#### What the task asks
Transcribe the records that follow in their entirety, omitting any pictures.

Transcript data for document pages
------------------------------------

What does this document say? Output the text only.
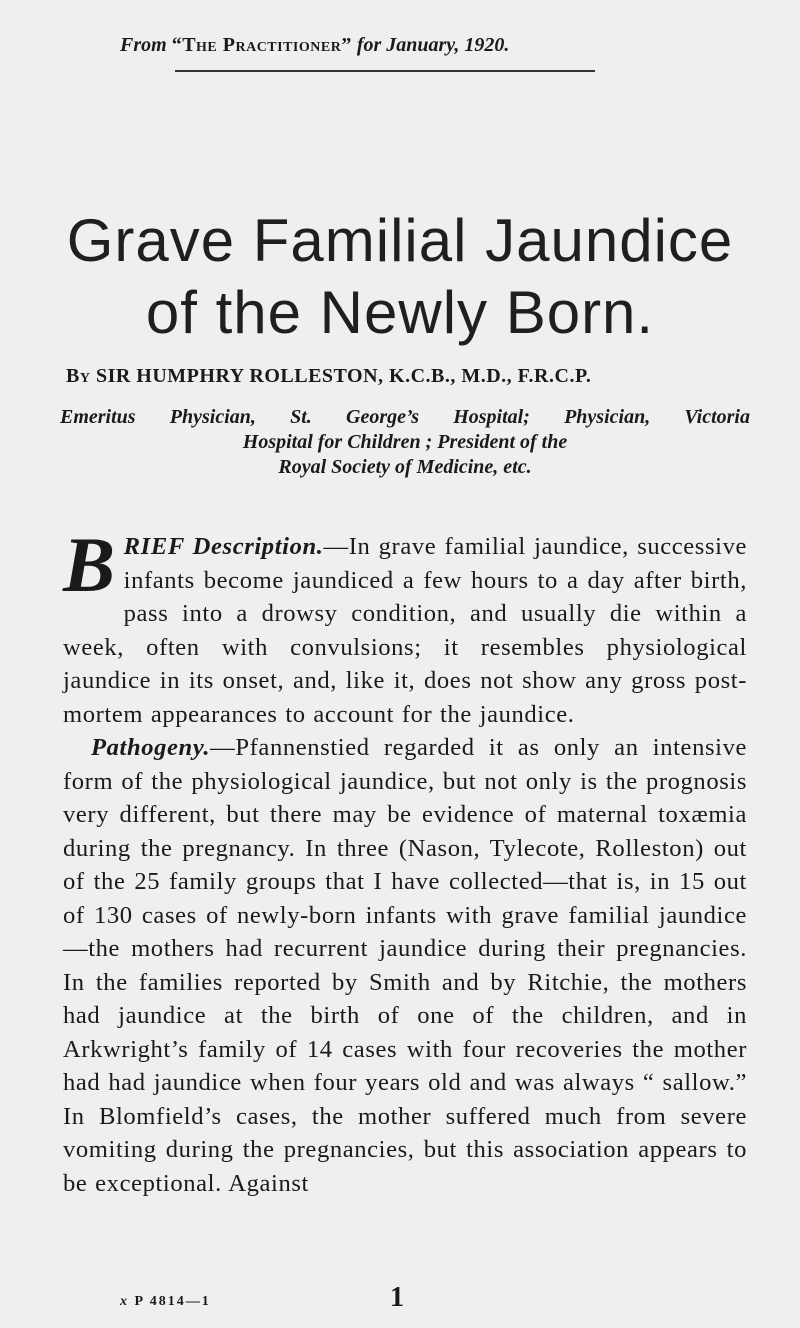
From “The Practitioner” for January, 1920.
Grave Familial Jaundice
of the Newly Born.
By SIR HUMPHRY ROLLESTON, K.C.B., M.D., F.R.C.P.
Emeritus Physician, St. George’s Hospital; Physician, Victoria
Hospital for Children ; President of the
Royal Society of Medicine, etc.

BRIEF Description.—In grave familial jaundice, successive infants become jaundiced a few hours to a day after birth, pass into a drowsy condition, and usually die within a week, often with convulsions; it resembles physiological jaundice in its onset, and, like it, does not show any gross post-mortem appearances to account for the jaundice.

Pathogeny.—Pfannenstied regarded it as only an intensive form of the physiological jaundice, but not only is the prognosis very different, but there may be evidence of maternal toxæmia during the pregnancy. In three (Nason, Tylecote, Rolleston) out of the 25 family groups that I have collected—that is, in 15 out of 130 cases of newly-born infants with grave familial jaundice—the mothers had recurrent jaundice during their pregnancies. In the families reported by Smith and by Ritchie, the mothers had jaundice at the birth of one of the children, and in Arkwright’s family of 14 cases with four recoveries the mother had had jaundice when four years old and was always “ sallow.” In Blomfield’s cases, the mother suffered much from severe vomiting during the pregnancies, but this association appears to be exceptional. Against

x P 4814—1	1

------------------------------------

#### Output of the task
What does this document say? Output the text only.
From “The Practitioner” for January, 1920.
Grave Familial Jaundice
of the Newly Born.
By SIR HUMPHRY ROLLESTON, K.C.B., M.D., F.R.C.P.
Emeritus Physician, St. George’s Hospital; Physician, Victoria
Hospital for Children ; President of the
Royal Society of Medicine, etc.

BRIEF Description.—In grave familial jaundice, successive infants become jaundiced a few hours to a day after birth, pass into a drowsy condition, and usually die within a week, often with convulsions; it resembles physiological jaundice in its onset, and, like it, does not show any gross post-mortem appearances to account for the jaundice.

Pathogeny.—Pfannenstied regarded it as only an intensive form of the physiological jaundice, but not only is the prognosis very different, but there may be evidence of maternal toxæmia during the pregnancy. In three (Nason, Tylecote, Rolleston) out of the 25 family groups that I have collected—that is, in 15 out of 130 cases of newly-born infants with grave familial jaundice—the mothers had recurrent jaundice during their pregnancies. In the families reported by Smith and by Ritchie, the mothers had jaundice at the birth of one of the children, and in Arkwright’s family of 14 cases with four recoveries the mother had had jaundice when four years old and was always “ sallow.” In Blomfield’s cases, the mother suffered much from severe vomiting during the pregnancies, but this association appears to be exceptional. Against

x P 4814—1	1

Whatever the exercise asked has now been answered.